*Task prompt:* Return the lines below that carry the word "post".

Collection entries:
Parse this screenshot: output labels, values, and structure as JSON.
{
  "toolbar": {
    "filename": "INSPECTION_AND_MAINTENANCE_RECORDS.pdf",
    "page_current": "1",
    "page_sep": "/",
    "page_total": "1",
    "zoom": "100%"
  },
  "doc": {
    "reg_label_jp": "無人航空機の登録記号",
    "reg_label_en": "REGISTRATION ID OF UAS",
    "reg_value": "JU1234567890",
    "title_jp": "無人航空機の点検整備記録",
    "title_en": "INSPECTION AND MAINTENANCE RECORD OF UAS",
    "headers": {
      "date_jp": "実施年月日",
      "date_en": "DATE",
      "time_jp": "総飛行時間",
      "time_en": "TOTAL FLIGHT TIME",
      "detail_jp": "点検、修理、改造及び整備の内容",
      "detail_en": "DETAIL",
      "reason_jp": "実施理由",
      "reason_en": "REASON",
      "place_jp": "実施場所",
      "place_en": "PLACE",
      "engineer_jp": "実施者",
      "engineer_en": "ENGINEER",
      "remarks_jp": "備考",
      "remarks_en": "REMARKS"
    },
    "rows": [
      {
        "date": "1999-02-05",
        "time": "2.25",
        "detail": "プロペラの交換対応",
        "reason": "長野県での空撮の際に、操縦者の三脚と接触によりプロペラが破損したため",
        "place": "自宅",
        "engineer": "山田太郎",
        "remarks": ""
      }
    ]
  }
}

...

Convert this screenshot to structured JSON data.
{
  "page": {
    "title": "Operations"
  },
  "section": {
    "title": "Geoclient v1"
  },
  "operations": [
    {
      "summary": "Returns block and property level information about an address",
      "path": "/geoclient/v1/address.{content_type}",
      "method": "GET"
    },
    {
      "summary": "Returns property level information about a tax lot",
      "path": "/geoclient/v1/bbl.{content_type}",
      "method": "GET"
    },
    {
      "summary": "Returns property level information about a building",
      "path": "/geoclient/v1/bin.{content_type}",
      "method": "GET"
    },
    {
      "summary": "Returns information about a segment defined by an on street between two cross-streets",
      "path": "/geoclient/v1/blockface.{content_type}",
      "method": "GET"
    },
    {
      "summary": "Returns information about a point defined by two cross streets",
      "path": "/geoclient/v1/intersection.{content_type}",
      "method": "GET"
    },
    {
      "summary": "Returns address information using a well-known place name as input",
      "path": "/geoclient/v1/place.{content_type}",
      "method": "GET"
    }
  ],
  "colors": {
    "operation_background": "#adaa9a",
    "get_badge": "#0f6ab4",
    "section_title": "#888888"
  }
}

==

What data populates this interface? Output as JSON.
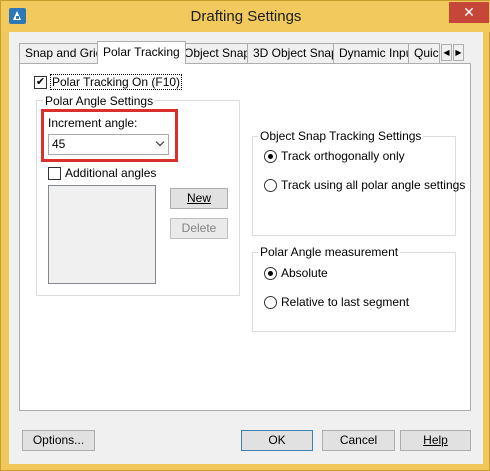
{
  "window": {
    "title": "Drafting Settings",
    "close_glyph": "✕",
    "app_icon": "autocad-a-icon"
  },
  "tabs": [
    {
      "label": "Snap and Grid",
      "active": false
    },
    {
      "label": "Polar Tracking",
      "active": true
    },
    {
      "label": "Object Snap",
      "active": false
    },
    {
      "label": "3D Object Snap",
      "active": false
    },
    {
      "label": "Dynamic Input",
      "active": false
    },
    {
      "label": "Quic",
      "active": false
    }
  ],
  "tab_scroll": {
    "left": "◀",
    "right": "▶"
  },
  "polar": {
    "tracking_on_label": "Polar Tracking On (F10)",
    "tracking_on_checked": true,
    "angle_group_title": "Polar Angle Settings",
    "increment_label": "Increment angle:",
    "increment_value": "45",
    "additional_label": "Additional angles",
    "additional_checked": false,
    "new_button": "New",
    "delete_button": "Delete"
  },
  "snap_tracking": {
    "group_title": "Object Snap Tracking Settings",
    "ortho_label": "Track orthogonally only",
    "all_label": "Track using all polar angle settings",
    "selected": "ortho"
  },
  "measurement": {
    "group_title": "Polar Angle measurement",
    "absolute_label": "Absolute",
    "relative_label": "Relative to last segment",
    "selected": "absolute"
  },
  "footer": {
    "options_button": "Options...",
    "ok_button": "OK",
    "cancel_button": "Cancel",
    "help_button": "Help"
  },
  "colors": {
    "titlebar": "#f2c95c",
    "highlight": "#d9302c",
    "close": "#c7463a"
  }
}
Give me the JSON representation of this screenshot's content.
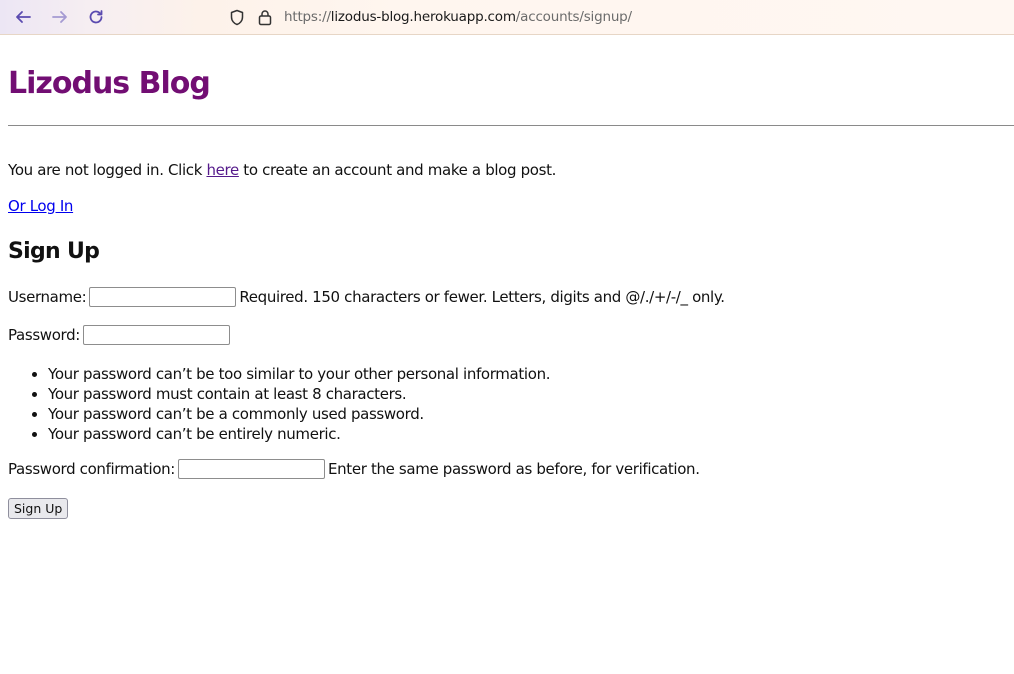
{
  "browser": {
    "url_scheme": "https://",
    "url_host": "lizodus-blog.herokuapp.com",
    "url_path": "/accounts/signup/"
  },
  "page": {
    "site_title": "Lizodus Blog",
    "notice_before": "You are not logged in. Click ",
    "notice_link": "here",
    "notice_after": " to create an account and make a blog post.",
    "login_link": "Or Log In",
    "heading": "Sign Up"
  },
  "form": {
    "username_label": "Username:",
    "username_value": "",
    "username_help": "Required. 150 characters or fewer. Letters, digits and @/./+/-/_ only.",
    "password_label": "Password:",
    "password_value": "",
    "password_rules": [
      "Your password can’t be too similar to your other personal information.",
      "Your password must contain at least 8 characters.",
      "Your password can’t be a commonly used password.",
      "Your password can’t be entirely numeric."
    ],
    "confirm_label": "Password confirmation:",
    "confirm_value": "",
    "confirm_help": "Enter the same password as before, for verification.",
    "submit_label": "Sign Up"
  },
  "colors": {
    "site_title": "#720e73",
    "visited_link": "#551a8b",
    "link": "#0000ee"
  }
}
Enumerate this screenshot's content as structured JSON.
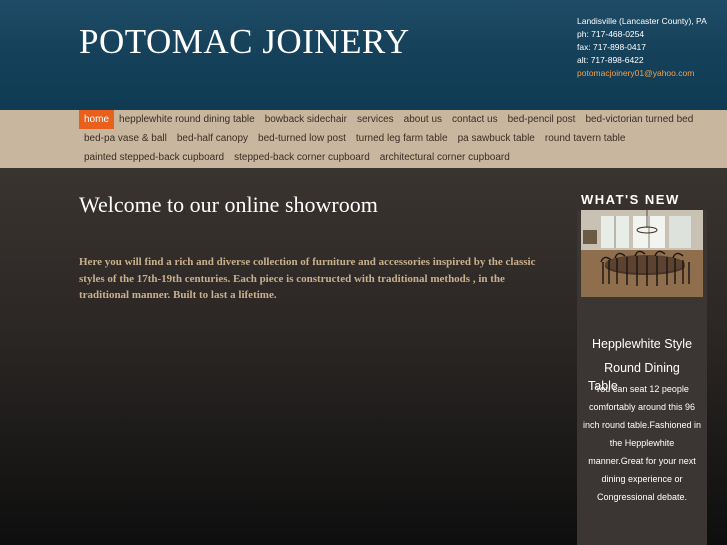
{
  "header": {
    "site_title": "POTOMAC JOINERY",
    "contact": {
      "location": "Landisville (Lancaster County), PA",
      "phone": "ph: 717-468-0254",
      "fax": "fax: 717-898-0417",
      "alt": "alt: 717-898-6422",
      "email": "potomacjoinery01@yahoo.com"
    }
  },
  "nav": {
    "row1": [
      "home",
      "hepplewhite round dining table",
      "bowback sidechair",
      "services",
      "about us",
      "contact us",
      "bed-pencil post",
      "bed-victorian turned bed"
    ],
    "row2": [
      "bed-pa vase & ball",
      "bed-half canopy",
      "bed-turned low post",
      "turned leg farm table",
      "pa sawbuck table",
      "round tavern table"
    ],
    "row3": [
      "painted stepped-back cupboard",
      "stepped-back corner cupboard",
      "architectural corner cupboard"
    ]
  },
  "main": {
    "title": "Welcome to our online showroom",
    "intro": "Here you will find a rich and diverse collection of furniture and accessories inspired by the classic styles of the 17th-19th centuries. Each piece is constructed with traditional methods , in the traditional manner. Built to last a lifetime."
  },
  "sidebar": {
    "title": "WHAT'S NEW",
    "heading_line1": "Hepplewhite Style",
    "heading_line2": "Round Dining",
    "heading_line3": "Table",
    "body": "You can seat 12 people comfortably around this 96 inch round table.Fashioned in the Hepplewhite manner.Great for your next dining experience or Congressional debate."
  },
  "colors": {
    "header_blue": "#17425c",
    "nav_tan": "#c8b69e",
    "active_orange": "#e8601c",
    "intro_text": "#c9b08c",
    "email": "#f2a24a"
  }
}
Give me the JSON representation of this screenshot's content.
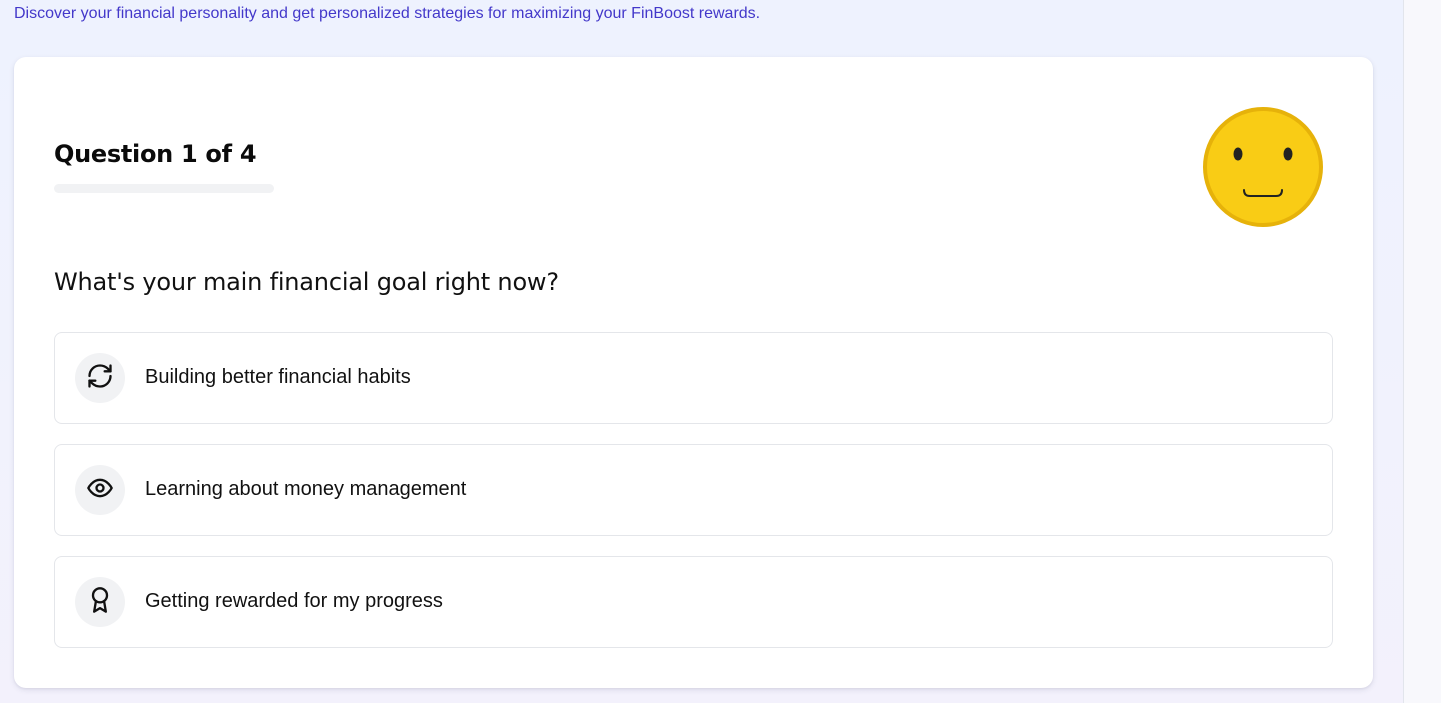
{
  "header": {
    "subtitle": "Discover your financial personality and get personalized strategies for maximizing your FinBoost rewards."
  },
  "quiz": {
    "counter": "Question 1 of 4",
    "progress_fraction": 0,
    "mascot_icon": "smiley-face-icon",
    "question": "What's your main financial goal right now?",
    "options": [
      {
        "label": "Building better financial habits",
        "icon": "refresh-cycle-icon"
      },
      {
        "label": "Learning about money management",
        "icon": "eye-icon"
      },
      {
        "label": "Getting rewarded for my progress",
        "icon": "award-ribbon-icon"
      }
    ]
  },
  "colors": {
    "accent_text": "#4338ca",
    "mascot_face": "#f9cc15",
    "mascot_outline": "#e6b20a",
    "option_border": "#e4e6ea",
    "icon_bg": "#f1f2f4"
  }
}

*Result for this exercise:*
    "notice_after": " to create an account and make a blog post.",
      "bed-pencil post",
      "bed-turned low post",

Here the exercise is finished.